(Dataset records)
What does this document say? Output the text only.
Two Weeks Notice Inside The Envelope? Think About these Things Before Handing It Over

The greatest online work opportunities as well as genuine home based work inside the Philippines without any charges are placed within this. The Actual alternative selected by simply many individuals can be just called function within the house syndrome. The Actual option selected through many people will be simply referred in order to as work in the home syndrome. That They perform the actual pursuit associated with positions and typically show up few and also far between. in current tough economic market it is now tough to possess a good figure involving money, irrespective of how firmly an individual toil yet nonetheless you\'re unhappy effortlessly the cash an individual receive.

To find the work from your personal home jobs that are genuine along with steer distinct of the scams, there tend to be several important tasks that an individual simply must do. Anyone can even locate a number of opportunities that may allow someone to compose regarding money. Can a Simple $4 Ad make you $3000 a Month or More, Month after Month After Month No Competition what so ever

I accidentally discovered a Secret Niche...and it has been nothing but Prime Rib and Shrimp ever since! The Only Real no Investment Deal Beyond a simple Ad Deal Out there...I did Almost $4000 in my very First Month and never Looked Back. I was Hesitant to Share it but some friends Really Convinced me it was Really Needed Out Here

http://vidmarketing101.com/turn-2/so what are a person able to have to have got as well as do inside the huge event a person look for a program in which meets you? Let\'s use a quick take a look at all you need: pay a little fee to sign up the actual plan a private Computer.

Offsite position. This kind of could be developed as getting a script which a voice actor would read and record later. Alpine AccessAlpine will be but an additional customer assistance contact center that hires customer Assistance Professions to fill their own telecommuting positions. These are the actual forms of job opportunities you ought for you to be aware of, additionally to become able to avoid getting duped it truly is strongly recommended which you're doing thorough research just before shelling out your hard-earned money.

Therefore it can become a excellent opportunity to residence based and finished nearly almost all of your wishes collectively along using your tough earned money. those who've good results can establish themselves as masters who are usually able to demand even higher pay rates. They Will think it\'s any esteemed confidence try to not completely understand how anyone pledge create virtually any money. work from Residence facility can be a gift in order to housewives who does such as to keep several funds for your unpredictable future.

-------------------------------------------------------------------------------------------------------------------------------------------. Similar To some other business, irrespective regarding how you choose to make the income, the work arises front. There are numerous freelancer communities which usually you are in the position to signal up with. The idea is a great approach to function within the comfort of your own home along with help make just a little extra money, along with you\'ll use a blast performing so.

YOUR TASK ▸
Scan the data above; copy every line where "Month" appears.

WRITTEN RESPONSE ▸
To find the work from your personal home jobs that are genuine along with steer distinct of the scams, there tend to be several important tasks that an individual simply must do. Anyone can even locate a number of opportunities that may allow someone to compose regarding money. Can a Simple $4 Ad make you $3000 a Month or More, Month after Month After Month No Competition what so ever
I accidentally discovered a Secret Niche...and it has been nothing but Prime Rib and Shrimp ever since! The Only Real no Investment Deal Beyond a simple Ad Deal Out there...I did Almost $4000 in my very First Month and never Looked Back. I was Hesitant to Share it but some friends Really Convinced me it was Really Needed Out Here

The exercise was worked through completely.